Give the records back in full, exactly as they read.

RECORDS FOR THIS TASK ->
-------------------------

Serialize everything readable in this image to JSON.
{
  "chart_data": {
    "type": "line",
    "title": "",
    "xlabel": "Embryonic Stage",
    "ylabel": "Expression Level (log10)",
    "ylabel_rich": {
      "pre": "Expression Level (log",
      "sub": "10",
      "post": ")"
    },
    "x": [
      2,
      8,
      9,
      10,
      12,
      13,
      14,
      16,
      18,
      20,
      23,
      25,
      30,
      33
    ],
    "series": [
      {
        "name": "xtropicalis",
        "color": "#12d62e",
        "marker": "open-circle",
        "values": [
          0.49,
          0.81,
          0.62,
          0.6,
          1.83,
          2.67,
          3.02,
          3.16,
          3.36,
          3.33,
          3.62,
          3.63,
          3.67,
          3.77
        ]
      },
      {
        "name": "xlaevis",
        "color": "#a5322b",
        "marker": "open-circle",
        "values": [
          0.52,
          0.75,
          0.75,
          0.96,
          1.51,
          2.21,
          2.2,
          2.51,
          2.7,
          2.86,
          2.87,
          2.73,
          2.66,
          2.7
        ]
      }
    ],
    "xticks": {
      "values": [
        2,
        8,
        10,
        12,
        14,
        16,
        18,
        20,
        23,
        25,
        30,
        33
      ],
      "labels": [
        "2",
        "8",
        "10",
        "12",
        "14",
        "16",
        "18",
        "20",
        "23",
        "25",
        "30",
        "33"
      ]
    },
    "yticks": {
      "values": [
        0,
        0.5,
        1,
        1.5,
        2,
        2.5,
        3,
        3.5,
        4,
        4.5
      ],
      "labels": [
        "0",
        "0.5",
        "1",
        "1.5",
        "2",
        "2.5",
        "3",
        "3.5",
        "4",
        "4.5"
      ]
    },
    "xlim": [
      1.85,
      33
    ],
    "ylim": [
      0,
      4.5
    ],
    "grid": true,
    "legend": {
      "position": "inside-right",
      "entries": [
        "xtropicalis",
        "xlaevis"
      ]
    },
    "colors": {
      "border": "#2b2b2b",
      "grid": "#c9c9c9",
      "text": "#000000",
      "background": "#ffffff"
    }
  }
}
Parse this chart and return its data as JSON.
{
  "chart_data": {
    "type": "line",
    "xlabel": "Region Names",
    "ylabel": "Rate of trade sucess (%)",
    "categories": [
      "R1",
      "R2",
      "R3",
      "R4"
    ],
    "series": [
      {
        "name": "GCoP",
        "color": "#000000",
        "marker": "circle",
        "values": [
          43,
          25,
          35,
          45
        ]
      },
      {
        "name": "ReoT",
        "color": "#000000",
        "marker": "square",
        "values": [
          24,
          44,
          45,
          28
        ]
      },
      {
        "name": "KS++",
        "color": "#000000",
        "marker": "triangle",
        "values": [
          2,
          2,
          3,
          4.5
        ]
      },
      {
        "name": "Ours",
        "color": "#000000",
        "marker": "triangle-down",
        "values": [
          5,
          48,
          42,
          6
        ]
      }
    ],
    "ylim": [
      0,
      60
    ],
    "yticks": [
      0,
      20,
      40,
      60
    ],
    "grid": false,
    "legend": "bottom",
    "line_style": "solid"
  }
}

-------------------------

RESULT FOR THIS EXERCISE ->
Serialize everything readable in this image to JSON.
{
  "chart_data": {
    "type": "line",
    "title": "",
    "xlabel": "Embryonic Stage",
    "ylabel": "Expression Level (log10)",
    "ylabel_rich": {
      "pre": "Expression Level (log",
      "sub": "10",
      "post": ")"
    },
    "x": [
      2,
      8,
      9,
      10,
      12,
      13,
      14,
      16,
      18,
      20,
      23,
      25,
      30,
      33
    ],
    "series": [
      {
        "name": "xtropicalis",
        "color": "#12d62e",
        "marker": "open-circle",
        "values": [
          0.49,
          0.81,
          0.62,
          0.6,
          1.83,
          2.67,
          3.02,
          3.16,
          3.36,
          3.33,
          3.62,
          3.63,
          3.67,
          3.77
        ]
      },
      {
        "name": "xlaevis",
        "color": "#a5322b",
        "marker": "open-circle",
        "values": [
          0.52,
          0.75,
          0.75,
          0.96,
          1.51,
          2.21,
          2.2,
          2.51,
          2.7,
          2.86,
          2.87,
          2.73,
          2.66,
          2.7
        ]
      }
    ],
    "xticks": {
      "values": [
        2,
        8,
        10,
        12,
        14,
        16,
        18,
        20,
        23,
        25,
        30,
        33
      ],
      "labels": [
        "2",
        "8",
        "10",
        "12",
        "14",
        "16",
        "18",
        "20",
        "23",
        "25",
        "30",
        "33"
      ]
    },
    "yticks": {
      "values": [
        0,
        0.5,
        1,
        1.5,
        2,
        2.5,
        3,
        3.5,
        4,
        4.5
      ],
      "labels": [
        "0",
        "0.5",
        "1",
        "1.5",
        "2",
        "2.5",
        "3",
        "3.5",
        "4",
        "4.5"
      ]
    },
    "xlim": [
      1.85,
      33
    ],
    "ylim": [
      0,
      4.5
    ],
    "grid": true,
    "legend": {
      "position": "inside-right",
      "entries": [
        "xtropicalis",
        "xlaevis"
      ]
    },
    "colors": {
      "border": "#2b2b2b",
      "grid": "#c9c9c9",
      "text": "#000000",
      "background": "#ffffff"
    }
  }
}
Parse this chart and return its data as JSON.
{
  "chart_data": {
    "type": "line",
    "xlabel": "Region Names",
    "ylabel": "Rate of trade sucess (%)",
    "categories": [
      "R1",
      "R2",
      "R3",
      "R4"
    ],
    "series": [
      {
        "name": "GCoP",
        "color": "#000000",
        "marker": "circle",
        "values": [
          43,
          25,
          35,
          45
        ]
      },
      {
        "name": "ReoT",
        "color": "#000000",
        "marker": "square",
        "values": [
          24,
          44,
          45,
          28
        ]
      },
      {
        "name": "KS++",
        "color": "#000000",
        "marker": "triangle",
        "values": [
          2,
          2,
          3,
          4.5
        ]
      },
      {
        "name": "Ours",
        "color": "#000000",
        "marker": "triangle-down",
        "values": [
          5,
          48,
          42,
          6
        ]
      }
    ],
    "ylim": [
      0,
      60
    ],
    "yticks": [
      0,
      20,
      40,
      60
    ],
    "grid": false,
    "legend": "bottom",
    "line_style": "solid"
  }
}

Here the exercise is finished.